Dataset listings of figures

# # # # #

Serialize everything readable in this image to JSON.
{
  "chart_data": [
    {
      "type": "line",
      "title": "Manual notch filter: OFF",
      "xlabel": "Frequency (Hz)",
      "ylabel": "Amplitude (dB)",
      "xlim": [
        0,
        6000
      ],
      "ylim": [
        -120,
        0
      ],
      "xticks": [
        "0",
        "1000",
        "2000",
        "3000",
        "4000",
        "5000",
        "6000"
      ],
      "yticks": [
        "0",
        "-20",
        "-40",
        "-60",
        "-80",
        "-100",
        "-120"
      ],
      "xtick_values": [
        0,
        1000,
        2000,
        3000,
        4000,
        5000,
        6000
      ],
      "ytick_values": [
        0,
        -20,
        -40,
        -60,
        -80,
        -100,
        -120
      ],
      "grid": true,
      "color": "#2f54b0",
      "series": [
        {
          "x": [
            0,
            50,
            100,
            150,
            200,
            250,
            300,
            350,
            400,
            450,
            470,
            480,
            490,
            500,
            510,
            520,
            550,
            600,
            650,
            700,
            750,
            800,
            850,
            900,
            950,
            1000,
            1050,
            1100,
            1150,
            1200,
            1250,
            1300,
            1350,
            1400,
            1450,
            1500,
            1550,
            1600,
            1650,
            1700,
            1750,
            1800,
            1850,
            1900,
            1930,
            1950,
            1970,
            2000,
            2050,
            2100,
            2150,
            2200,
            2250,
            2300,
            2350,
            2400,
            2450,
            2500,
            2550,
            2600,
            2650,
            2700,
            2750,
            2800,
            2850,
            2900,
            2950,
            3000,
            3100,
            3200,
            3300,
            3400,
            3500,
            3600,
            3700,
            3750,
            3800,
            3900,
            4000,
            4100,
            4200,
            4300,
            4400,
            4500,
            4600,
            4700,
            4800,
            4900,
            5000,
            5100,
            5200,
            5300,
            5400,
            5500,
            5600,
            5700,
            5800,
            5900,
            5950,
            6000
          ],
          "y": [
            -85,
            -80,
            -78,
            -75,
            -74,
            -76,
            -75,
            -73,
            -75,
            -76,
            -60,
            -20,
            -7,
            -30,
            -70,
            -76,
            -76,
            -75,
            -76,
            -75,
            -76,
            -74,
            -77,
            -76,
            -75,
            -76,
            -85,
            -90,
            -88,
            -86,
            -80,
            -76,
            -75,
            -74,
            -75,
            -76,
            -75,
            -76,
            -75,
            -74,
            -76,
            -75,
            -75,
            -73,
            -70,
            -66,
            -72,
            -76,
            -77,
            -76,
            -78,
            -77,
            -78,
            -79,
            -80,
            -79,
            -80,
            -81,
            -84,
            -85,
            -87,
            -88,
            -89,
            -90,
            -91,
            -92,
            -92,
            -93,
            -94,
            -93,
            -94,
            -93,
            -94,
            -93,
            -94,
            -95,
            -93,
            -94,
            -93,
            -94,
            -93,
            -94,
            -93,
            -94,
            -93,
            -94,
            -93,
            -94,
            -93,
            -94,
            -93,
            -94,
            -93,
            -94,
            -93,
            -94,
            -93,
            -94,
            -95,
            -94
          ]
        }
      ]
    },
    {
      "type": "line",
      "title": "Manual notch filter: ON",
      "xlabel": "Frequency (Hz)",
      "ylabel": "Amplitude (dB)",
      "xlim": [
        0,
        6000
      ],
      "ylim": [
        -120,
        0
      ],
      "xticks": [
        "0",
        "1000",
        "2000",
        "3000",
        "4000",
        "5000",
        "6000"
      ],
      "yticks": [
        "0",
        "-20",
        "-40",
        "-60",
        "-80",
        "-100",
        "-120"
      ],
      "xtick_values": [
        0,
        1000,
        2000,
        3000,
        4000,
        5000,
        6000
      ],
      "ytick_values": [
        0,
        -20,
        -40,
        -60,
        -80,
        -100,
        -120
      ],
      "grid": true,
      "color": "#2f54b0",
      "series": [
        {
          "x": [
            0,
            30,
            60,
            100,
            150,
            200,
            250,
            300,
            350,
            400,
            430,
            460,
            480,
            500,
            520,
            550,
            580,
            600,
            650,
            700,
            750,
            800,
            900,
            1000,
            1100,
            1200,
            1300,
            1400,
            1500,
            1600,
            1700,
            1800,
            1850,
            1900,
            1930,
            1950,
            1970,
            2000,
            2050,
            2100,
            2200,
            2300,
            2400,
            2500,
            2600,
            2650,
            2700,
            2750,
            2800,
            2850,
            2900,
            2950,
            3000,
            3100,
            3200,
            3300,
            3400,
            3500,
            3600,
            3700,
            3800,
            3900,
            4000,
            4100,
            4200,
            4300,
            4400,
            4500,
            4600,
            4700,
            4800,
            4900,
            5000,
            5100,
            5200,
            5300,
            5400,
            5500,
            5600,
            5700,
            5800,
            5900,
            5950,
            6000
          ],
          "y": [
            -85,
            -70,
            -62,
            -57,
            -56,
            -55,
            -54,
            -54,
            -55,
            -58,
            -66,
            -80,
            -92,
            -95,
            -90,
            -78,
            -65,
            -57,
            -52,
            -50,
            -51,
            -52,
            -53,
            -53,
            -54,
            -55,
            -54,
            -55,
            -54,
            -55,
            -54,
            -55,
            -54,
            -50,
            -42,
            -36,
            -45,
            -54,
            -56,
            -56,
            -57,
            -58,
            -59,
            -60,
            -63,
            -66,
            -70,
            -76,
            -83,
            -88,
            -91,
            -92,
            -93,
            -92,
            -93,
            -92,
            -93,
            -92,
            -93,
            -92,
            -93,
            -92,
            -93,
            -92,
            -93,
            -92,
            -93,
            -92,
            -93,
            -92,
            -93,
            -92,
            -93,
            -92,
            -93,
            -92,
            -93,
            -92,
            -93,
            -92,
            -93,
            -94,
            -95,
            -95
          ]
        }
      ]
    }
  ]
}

# # # # #

-- What you have to do --
Write out the material from the first line to the last, exactly.

-- Task output --
Serialize everything readable in this image to JSON.
{
  "chart_data": [
    {
      "type": "line",
      "title": "Manual notch filter: OFF",
      "xlabel": "Frequency (Hz)",
      "ylabel": "Amplitude (dB)",
      "xlim": [
        0,
        6000
      ],
      "ylim": [
        -120,
        0
      ],
      "xticks": [
        "0",
        "1000",
        "2000",
        "3000",
        "4000",
        "5000",
        "6000"
      ],
      "yticks": [
        "0",
        "-20",
        "-40",
        "-60",
        "-80",
        "-100",
        "-120"
      ],
      "xtick_values": [
        0,
        1000,
        2000,
        3000,
        4000,
        5000,
        6000
      ],
      "ytick_values": [
        0,
        -20,
        -40,
        -60,
        -80,
        -100,
        -120
      ],
      "grid": true,
      "color": "#2f54b0",
      "series": [
        {
          "x": [
            0,
            50,
            100,
            150,
            200,
            250,
            300,
            350,
            400,
            450,
            470,
            480,
            490,
            500,
            510,
            520,
            550,
            600,
            650,
            700,
            750,
            800,
            850,
            900,
            950,
            1000,
            1050,
            1100,
            1150,
            1200,
            1250,
            1300,
            1350,
            1400,
            1450,
            1500,
            1550,
            1600,
            1650,
            1700,
            1750,
            1800,
            1850,
            1900,
            1930,
            1950,
            1970,
            2000,
            2050,
            2100,
            2150,
            2200,
            2250,
            2300,
            2350,
            2400,
            2450,
            2500,
            2550,
            2600,
            2650,
            2700,
            2750,
            2800,
            2850,
            2900,
            2950,
            3000,
            3100,
            3200,
            3300,
            3400,
            3500,
            3600,
            3700,
            3750,
            3800,
            3900,
            4000,
            4100,
            4200,
            4300,
            4400,
            4500,
            4600,
            4700,
            4800,
            4900,
            5000,
            5100,
            5200,
            5300,
            5400,
            5500,
            5600,
            5700,
            5800,
            5900,
            5950,
            6000
          ],
          "y": [
            -85,
            -80,
            -78,
            -75,
            -74,
            -76,
            -75,
            -73,
            -75,
            -76,
            -60,
            -20,
            -7,
            -30,
            -70,
            -76,
            -76,
            -75,
            -76,
            -75,
            -76,
            -74,
            -77,
            -76,
            -75,
            -76,
            -85,
            -90,
            -88,
            -86,
            -80,
            -76,
            -75,
            -74,
            -75,
            -76,
            -75,
            -76,
            -75,
            -74,
            -76,
            -75,
            -75,
            -73,
            -70,
            -66,
            -72,
            -76,
            -77,
            -76,
            -78,
            -77,
            -78,
            -79,
            -80,
            -79,
            -80,
            -81,
            -84,
            -85,
            -87,
            -88,
            -89,
            -90,
            -91,
            -92,
            -92,
            -93,
            -94,
            -93,
            -94,
            -93,
            -94,
            -93,
            -94,
            -95,
            -93,
            -94,
            -93,
            -94,
            -93,
            -94,
            -93,
            -94,
            -93,
            -94,
            -93,
            -94,
            -93,
            -94,
            -93,
            -94,
            -93,
            -94,
            -93,
            -94,
            -93,
            -94,
            -95,
            -94
          ]
        }
      ]
    },
    {
      "type": "line",
      "title": "Manual notch filter: ON",
      "xlabel": "Frequency (Hz)",
      "ylabel": "Amplitude (dB)",
      "xlim": [
        0,
        6000
      ],
      "ylim": [
        -120,
        0
      ],
      "xticks": [
        "0",
        "1000",
        "2000",
        "3000",
        "4000",
        "5000",
        "6000"
      ],
      "yticks": [
        "0",
        "-20",
        "-40",
        "-60",
        "-80",
        "-100",
        "-120"
      ],
      "xtick_values": [
        0,
        1000,
        2000,
        3000,
        4000,
        5000,
        6000
      ],
      "ytick_values": [
        0,
        -20,
        -40,
        -60,
        -80,
        -100,
        -120
      ],
      "grid": true,
      "color": "#2f54b0",
      "series": [
        {
          "x": [
            0,
            30,
            60,
            100,
            150,
            200,
            250,
            300,
            350,
            400,
            430,
            460,
            480,
            500,
            520,
            550,
            580,
            600,
            650,
            700,
            750,
            800,
            900,
            1000,
            1100,
            1200,
            1300,
            1400,
            1500,
            1600,
            1700,
            1800,
            1850,
            1900,
            1930,
            1950,
            1970,
            2000,
            2050,
            2100,
            2200,
            2300,
            2400,
            2500,
            2600,
            2650,
            2700,
            2750,
            2800,
            2850,
            2900,
            2950,
            3000,
            3100,
            3200,
            3300,
            3400,
            3500,
            3600,
            3700,
            3800,
            3900,
            4000,
            4100,
            4200,
            4300,
            4400,
            4500,
            4600,
            4700,
            4800,
            4900,
            5000,
            5100,
            5200,
            5300,
            5400,
            5500,
            5600,
            5700,
            5800,
            5900,
            5950,
            6000
          ],
          "y": [
            -85,
            -70,
            -62,
            -57,
            -56,
            -55,
            -54,
            -54,
            -55,
            -58,
            -66,
            -80,
            -92,
            -95,
            -90,
            -78,
            -65,
            -57,
            -52,
            -50,
            -51,
            -52,
            -53,
            -53,
            -54,
            -55,
            -54,
            -55,
            -54,
            -55,
            -54,
            -55,
            -54,
            -50,
            -42,
            -36,
            -45,
            -54,
            -56,
            -56,
            -57,
            -58,
            -59,
            -60,
            -63,
            -66,
            -70,
            -76,
            -83,
            -88,
            -91,
            -92,
            -93,
            -92,
            -93,
            -92,
            -93,
            -92,
            -93,
            -92,
            -93,
            -92,
            -93,
            -92,
            -93,
            -92,
            -93,
            -92,
            -93,
            -92,
            -93,
            -92,
            -93,
            -92,
            -93,
            -92,
            -93,
            -92,
            -93,
            -92,
            -93,
            -94,
            -95,
            -95
          ]
        }
      ]
    }
  ]
}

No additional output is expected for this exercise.